> _Supplied information_:

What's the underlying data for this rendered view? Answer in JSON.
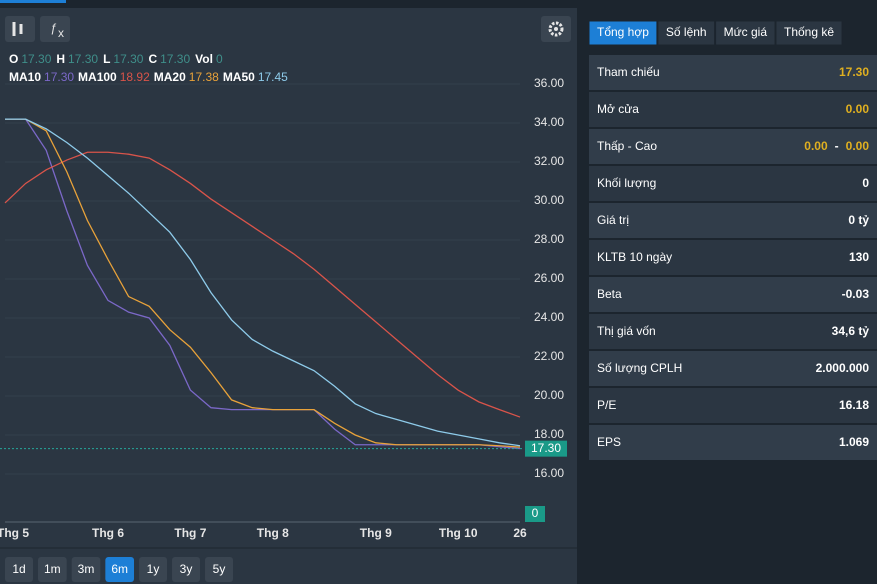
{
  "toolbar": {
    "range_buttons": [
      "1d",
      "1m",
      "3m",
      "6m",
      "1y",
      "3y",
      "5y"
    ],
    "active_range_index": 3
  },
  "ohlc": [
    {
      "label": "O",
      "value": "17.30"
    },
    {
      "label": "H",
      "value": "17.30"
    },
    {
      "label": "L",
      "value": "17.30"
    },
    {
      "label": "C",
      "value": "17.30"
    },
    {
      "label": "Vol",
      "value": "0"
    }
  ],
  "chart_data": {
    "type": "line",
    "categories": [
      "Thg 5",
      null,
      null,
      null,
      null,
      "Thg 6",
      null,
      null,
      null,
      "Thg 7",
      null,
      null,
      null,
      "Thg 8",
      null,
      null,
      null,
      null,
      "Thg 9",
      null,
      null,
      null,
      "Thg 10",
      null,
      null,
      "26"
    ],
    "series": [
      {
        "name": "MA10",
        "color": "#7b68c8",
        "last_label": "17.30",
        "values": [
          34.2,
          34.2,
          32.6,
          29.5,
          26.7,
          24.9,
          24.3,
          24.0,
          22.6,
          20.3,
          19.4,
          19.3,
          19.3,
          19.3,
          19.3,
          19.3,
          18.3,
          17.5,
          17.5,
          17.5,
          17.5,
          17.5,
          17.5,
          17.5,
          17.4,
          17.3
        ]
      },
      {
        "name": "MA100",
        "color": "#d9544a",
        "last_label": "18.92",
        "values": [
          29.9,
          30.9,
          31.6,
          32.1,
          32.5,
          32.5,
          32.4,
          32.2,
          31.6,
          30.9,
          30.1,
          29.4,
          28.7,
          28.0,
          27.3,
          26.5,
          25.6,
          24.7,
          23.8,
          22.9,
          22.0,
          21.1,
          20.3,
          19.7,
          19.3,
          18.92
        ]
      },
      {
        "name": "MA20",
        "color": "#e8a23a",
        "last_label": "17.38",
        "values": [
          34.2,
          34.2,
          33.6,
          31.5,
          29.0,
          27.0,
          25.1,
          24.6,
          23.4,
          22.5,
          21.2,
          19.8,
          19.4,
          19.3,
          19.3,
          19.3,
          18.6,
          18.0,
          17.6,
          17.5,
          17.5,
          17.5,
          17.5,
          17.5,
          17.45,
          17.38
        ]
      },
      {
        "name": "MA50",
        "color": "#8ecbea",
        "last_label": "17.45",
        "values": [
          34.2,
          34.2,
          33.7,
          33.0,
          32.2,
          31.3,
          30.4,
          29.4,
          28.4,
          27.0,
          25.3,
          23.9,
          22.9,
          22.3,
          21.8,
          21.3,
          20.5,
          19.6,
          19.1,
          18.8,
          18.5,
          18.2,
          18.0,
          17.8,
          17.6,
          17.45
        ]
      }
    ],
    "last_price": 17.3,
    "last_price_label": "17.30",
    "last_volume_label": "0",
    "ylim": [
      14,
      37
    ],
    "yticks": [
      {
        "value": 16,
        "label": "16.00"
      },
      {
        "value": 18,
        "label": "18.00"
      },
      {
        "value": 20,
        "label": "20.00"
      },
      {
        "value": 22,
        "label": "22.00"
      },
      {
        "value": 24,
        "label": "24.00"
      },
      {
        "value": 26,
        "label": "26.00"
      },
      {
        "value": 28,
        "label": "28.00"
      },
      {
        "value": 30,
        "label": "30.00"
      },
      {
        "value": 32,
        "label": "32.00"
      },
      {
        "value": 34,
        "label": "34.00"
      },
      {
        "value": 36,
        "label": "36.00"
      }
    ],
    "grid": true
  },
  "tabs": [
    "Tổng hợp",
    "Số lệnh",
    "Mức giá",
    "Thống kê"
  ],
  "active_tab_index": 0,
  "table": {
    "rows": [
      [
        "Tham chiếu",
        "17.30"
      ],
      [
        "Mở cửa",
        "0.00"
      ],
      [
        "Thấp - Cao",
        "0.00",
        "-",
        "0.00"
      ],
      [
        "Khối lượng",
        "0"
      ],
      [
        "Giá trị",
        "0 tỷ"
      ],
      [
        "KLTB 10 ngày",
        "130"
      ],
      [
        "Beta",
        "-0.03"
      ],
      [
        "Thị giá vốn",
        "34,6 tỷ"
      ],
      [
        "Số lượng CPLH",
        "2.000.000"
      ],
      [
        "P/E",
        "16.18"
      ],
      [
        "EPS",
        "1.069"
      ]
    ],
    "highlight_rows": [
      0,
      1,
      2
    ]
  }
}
==
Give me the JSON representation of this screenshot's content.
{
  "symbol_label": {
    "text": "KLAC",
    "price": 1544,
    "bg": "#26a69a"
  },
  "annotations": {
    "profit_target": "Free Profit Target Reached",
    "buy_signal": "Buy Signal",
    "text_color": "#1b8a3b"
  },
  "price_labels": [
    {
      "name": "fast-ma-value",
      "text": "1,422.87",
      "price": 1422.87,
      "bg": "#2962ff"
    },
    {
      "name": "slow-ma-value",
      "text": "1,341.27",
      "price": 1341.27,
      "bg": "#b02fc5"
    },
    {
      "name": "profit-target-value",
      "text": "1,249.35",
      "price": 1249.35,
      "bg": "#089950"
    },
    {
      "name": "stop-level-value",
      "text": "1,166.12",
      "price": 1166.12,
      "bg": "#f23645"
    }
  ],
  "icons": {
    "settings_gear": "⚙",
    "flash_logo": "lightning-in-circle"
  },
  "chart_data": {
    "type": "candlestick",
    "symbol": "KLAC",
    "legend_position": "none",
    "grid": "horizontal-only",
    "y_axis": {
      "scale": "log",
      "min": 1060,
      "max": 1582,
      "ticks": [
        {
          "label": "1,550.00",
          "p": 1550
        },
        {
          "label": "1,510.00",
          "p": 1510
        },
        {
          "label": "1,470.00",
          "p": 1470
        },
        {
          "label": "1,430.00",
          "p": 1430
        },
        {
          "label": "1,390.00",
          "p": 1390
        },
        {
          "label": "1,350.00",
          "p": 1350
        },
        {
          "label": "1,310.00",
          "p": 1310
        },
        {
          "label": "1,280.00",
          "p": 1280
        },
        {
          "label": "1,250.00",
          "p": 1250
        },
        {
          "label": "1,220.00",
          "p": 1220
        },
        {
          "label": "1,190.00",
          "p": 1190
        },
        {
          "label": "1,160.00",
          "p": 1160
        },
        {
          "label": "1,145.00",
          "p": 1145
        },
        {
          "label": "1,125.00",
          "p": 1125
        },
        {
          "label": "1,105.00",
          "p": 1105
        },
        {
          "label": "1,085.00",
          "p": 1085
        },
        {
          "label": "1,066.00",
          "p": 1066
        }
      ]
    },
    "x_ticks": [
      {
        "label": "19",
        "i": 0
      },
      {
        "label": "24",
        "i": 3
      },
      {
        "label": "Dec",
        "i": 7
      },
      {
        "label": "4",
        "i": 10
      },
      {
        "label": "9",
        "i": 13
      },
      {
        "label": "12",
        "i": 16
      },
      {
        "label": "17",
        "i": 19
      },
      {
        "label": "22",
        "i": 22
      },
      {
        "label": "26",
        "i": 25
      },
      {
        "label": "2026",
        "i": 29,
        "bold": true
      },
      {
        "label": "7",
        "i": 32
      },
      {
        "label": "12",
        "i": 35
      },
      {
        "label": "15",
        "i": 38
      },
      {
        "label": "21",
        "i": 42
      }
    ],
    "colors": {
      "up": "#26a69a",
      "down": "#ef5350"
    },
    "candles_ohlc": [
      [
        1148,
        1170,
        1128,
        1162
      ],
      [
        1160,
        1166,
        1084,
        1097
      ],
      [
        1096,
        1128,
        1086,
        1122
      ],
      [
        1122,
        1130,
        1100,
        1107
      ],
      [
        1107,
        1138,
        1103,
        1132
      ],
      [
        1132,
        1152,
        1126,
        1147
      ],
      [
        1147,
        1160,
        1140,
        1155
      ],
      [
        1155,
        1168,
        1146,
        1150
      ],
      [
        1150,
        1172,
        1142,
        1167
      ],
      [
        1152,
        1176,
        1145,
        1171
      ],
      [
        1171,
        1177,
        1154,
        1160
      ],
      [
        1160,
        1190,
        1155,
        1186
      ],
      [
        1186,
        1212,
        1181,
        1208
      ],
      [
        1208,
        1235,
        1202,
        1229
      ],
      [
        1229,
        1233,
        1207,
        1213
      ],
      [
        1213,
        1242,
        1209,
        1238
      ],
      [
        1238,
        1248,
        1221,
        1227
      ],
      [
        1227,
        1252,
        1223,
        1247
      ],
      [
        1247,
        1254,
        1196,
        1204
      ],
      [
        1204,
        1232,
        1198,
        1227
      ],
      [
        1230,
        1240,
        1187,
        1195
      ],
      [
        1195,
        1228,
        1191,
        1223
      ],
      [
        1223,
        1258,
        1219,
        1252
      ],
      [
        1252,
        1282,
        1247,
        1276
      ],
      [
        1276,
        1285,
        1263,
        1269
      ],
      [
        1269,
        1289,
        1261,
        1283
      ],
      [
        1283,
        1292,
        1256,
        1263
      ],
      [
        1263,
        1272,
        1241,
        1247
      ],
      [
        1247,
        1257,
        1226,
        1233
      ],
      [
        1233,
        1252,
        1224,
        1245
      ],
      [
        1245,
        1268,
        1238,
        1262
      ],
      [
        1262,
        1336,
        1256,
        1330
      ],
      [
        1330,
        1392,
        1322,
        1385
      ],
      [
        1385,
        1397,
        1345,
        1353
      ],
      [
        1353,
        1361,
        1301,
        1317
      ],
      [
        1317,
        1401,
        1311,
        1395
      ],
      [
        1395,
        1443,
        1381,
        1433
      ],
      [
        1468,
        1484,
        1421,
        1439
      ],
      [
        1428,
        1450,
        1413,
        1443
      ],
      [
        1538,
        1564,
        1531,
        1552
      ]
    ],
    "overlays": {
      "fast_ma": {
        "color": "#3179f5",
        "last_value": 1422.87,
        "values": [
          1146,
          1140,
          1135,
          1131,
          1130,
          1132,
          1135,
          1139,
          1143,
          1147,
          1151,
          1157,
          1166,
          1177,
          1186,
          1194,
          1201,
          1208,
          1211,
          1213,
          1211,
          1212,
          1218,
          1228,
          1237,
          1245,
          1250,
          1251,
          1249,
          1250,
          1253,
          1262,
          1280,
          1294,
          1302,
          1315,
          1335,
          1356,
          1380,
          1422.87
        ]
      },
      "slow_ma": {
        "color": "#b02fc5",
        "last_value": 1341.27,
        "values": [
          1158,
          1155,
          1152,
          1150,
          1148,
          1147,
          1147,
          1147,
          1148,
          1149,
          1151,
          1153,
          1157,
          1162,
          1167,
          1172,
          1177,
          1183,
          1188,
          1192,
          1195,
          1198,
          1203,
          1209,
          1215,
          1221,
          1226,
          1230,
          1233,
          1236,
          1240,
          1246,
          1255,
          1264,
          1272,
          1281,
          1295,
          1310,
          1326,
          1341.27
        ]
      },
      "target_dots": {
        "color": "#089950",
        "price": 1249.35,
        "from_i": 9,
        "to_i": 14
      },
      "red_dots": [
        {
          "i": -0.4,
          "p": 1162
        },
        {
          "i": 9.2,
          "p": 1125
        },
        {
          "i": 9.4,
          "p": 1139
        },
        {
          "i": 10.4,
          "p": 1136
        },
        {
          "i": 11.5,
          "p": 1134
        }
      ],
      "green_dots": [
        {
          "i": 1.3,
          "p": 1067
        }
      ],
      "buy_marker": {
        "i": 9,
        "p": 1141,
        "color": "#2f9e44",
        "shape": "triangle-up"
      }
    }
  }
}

> _Required task_:
Above are the records; copy every line in them that holds the word "this".

> _Response_:
What's the underlying data for this rendered view? Answer in JSON.
Give me the JSON representation of this screenshot's content.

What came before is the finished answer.